Dataset entries on figures:
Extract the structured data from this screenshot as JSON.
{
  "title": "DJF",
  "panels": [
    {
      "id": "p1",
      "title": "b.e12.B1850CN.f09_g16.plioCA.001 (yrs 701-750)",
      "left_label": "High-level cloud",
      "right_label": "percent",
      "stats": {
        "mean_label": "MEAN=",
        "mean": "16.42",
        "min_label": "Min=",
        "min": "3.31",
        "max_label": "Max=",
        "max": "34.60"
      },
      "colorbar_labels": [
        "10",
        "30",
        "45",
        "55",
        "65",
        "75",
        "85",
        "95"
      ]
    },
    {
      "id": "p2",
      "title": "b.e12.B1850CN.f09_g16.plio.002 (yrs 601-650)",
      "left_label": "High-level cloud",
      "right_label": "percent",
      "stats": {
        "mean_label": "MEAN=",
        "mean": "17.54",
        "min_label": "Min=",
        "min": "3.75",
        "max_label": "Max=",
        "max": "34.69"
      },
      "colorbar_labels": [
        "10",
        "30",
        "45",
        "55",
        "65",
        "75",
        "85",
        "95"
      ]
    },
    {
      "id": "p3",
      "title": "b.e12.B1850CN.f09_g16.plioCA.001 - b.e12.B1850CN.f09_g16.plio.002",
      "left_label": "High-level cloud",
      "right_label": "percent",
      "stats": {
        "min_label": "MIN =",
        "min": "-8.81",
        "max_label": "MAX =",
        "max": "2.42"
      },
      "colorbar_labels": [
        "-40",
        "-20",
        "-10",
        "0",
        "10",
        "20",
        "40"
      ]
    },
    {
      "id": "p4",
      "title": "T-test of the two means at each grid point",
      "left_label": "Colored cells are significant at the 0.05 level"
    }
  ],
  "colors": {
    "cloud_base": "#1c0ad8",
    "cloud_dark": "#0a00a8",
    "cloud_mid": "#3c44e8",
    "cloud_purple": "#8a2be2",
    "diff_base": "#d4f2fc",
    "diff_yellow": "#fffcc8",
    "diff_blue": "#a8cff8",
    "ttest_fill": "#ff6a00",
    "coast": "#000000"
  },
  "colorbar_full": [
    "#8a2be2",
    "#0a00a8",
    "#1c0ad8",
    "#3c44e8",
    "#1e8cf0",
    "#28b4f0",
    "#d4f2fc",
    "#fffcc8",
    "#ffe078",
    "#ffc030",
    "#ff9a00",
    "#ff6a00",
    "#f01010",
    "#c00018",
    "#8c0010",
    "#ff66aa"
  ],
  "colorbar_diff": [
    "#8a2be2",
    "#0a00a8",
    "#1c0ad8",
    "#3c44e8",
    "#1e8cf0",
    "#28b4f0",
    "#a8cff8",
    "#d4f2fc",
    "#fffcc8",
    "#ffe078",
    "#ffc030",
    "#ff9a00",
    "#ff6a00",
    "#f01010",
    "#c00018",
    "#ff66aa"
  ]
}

▶ WORK ORDER
From the records above, copy each line in which the string "title" occurs.

▶ EXERCISE ANSWER
  "title": "DJF",
      "title": "b.e12.B1850CN.f09_g16.plioCA.001 (yrs 701-750)",
      "title": "b.e12.B1850CN.f09_g16.plio.002 (yrs 601-650)",
      "title": "b.e12.B1850CN.f09_g16.plioCA.001 - b.e12.B1850CN.f09_g16.plio.002",
      "title": "T-test of the two means at each grid point",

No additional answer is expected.